__Record excerpts__:
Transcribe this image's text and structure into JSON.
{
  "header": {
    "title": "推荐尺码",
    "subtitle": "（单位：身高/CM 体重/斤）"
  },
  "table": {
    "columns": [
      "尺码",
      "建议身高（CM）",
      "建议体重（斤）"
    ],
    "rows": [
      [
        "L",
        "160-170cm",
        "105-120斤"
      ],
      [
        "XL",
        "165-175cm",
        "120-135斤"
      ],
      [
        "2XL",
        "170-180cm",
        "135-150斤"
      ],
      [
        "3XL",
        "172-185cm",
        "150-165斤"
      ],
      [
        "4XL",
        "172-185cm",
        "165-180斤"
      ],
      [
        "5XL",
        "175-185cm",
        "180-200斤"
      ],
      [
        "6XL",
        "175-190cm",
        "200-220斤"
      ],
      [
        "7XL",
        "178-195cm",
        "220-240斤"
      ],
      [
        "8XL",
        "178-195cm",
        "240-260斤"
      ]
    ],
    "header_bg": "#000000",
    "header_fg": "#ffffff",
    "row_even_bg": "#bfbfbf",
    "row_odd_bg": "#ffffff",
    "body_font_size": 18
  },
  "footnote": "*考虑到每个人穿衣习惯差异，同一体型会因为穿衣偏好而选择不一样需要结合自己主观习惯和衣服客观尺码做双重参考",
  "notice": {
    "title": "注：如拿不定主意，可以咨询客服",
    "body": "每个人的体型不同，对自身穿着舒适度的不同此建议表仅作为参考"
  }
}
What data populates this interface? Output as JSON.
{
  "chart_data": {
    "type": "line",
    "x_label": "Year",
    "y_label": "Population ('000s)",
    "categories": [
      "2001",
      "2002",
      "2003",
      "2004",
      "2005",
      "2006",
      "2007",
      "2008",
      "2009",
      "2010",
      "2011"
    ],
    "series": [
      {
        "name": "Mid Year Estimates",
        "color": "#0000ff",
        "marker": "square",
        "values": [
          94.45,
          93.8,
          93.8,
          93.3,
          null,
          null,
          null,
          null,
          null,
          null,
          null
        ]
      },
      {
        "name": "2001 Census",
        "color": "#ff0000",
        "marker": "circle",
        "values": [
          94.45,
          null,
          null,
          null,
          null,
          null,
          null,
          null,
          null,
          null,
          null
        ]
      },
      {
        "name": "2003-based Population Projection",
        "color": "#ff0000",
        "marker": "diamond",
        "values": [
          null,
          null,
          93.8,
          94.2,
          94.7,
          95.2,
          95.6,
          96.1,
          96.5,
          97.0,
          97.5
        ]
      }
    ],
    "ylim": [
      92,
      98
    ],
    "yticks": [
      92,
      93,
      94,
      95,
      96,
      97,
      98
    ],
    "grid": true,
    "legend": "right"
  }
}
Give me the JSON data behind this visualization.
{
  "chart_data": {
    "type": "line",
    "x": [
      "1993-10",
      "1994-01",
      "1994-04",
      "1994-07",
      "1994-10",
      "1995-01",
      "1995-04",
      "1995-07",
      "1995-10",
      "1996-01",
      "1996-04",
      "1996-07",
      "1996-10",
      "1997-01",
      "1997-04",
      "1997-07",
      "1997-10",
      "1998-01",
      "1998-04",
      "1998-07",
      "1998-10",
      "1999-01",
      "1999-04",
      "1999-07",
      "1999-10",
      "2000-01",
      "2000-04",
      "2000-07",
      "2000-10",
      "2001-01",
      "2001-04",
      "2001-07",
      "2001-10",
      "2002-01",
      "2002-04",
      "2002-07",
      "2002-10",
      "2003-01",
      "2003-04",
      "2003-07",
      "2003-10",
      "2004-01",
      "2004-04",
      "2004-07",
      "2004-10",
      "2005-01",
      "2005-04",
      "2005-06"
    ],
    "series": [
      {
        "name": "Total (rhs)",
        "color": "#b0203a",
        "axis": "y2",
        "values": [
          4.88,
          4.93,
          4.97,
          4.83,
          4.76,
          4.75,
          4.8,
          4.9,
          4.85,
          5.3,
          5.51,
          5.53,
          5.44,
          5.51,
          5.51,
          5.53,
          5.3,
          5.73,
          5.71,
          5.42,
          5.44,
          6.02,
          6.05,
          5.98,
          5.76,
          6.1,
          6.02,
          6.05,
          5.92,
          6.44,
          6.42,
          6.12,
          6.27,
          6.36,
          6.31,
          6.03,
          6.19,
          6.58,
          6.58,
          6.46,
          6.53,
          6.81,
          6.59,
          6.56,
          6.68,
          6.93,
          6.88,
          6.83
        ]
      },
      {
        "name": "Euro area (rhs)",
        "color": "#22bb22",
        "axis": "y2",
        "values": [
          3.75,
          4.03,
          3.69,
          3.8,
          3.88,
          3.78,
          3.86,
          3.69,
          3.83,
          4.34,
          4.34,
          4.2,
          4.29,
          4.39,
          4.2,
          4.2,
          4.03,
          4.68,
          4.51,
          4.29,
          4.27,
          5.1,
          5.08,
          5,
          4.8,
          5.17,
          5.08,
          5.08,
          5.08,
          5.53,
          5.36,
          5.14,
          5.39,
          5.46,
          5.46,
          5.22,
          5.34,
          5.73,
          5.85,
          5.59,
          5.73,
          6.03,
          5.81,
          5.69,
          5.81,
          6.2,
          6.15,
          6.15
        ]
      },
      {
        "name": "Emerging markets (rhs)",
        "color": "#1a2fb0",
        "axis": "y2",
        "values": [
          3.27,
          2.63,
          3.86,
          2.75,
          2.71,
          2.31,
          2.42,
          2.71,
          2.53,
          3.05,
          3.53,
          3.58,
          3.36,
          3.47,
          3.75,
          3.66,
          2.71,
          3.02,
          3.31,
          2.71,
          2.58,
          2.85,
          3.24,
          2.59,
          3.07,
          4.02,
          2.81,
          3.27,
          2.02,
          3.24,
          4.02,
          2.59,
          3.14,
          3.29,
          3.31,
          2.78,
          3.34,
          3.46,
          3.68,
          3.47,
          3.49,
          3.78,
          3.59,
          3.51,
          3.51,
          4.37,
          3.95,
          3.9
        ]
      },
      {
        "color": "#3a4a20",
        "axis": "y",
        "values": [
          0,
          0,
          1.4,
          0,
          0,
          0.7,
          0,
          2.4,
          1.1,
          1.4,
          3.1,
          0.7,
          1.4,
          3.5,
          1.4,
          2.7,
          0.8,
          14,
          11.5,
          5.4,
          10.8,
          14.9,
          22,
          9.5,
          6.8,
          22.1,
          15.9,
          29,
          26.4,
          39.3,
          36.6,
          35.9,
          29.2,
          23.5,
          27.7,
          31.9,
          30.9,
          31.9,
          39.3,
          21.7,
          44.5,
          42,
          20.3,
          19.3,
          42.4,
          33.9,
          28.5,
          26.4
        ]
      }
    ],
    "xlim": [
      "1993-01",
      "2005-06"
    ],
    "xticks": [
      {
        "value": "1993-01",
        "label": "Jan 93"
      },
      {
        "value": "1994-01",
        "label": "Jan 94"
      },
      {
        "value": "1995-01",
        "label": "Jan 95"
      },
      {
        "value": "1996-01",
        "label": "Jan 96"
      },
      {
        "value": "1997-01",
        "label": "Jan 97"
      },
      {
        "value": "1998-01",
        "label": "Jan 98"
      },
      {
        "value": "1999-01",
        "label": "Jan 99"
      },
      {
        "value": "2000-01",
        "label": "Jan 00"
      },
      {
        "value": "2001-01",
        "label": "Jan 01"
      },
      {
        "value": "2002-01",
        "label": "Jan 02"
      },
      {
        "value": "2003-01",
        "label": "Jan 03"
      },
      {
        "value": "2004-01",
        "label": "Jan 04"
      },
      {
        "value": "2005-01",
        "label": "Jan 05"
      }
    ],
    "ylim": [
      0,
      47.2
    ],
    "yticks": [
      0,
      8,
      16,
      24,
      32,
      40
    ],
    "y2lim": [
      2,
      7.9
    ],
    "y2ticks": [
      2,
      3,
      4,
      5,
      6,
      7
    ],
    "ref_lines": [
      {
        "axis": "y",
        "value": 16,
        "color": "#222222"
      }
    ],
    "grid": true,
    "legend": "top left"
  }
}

__Goal__: State how many lines of the listing above hold the word "JSON", with nothing but the number.

__Worked answer__: 3